* [Set problem]
Repeat the records word for word, excluding any picture.

* [Excerpted records]

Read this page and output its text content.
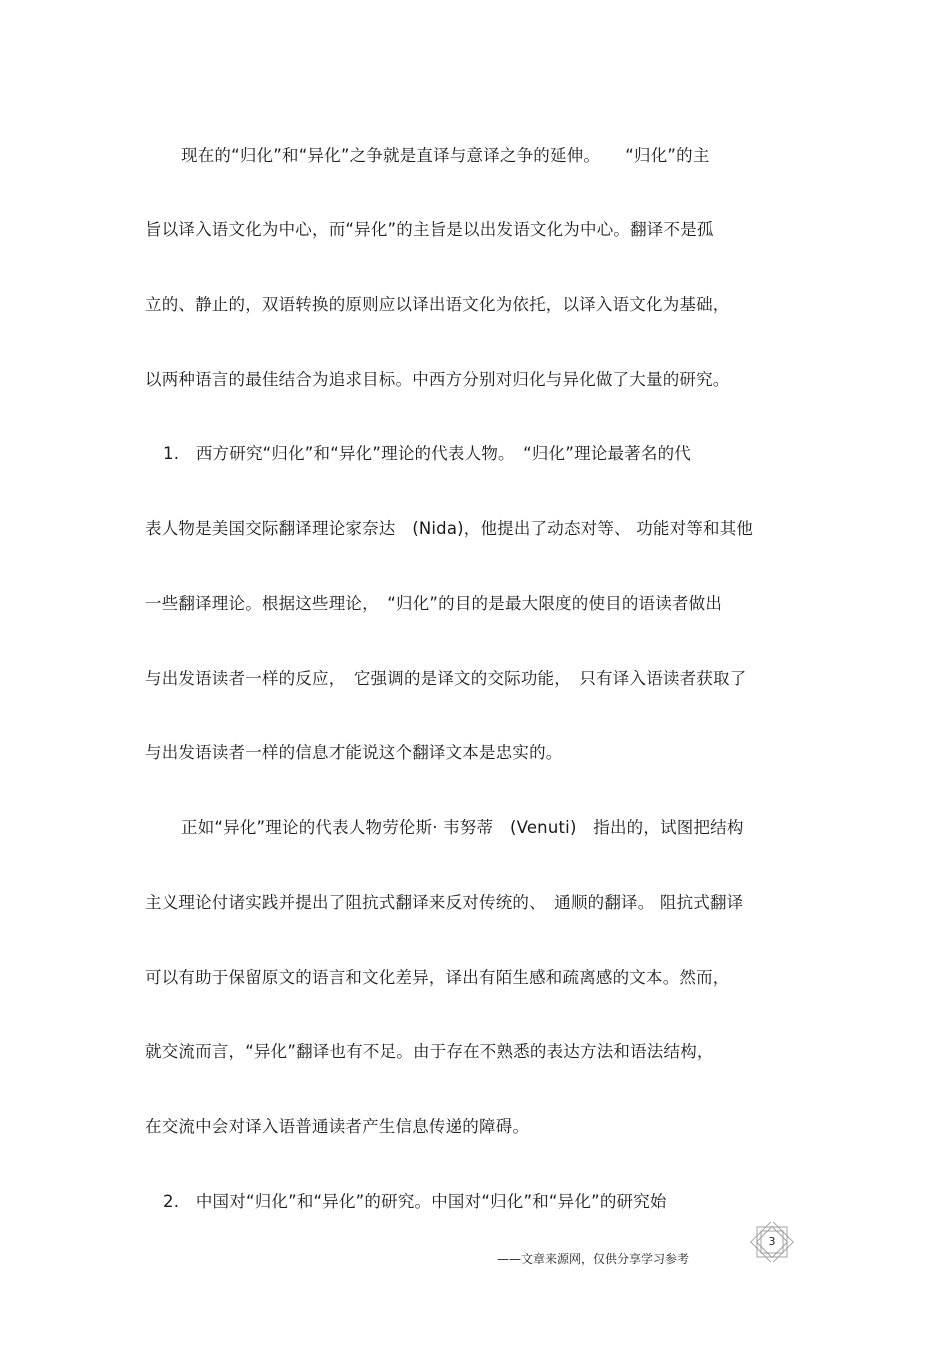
现在的“归化”和“异化”之争就是直译与意译之争的延伸。　　“归化”的主
旨以译入语文化为中心，而“异化”的主旨是以出发语文化为中心。翻译不是孤
立的、静止的，双语转换的原则应以译出语文化为依托，以译入语文化为基础，
以两种语言的最佳结合为追求目标。中西方分别对归化与异化做了大量的研究。
1.　西方研究“归化”和“异化”理论的代表人物。　“归化”理论最著名的代
表人物是美国交际翻译理论家奈达　(Nida)，他提出了动态对等、 功能对等和其他
一些翻译理论。根据这些理论，　“归化”的目的是最大限度的使目的语读者做出
与出发语读者一样的反应，　它强调的是译文的交际功能，　只有译入语读者获取了
与出发语读者一样的信息才能说这个翻译文本是忠实的。
正如“异化”理论的代表人物劳伦斯· 韦努蒂　(Venuti)　指出的，试图把结构
主义理论付诸实践并提出了阻抗式翻译来反对传统的、　通顺的翻译。 阻抗式翻译
可以有助于保留原文的语言和文化差异，译出有陌生感和疏离感的文本。然而，
就交流而言，“异化”翻译也有不足。由于存在不熟悉的表达方法和语法结构，
在交流中会对译入语普通读者产生信息传递的障碍。
2.　中国对“归化”和“异化”的研究。中国对“归化”和“异化”的研究始
3
——文章来源网，仅供分享学习参考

* [Written solution]
Read this page and output its text content.
现在的“归化”和“异化”之争就是直译与意译之争的延伸。　　“归化”的主
旨以译入语文化为中心，而“异化”的主旨是以出发语文化为中心。翻译不是孤
立的、静止的，双语转换的原则应以译出语文化为依托，以译入语文化为基础，
以两种语言的最佳结合为追求目标。中西方分别对归化与异化做了大量的研究。
1.　西方研究“归化”和“异化”理论的代表人物。　“归化”理论最著名的代
表人物是美国交际翻译理论家奈达　(Nida)，他提出了动态对等、 功能对等和其他
一些翻译理论。根据这些理论，　“归化”的目的是最大限度的使目的语读者做出
与出发语读者一样的反应，　它强调的是译文的交际功能，　只有译入语读者获取了
与出发语读者一样的信息才能说这个翻译文本是忠实的。
正如“异化”理论的代表人物劳伦斯· 韦努蒂　(Venuti)　指出的，试图把结构
主义理论付诸实践并提出了阻抗式翻译来反对传统的、　通顺的翻译。 阻抗式翻译
可以有助于保留原文的语言和文化差异，译出有陌生感和疏离感的文本。然而，
就交流而言，“异化”翻译也有不足。由于存在不熟悉的表达方法和语法结构，
在交流中会对译入语普通读者产生信息传递的障碍。
2.　中国对“归化”和“异化”的研究。中国对“归化”和“异化”的研究始
3
——文章来源网，仅供分享学习参考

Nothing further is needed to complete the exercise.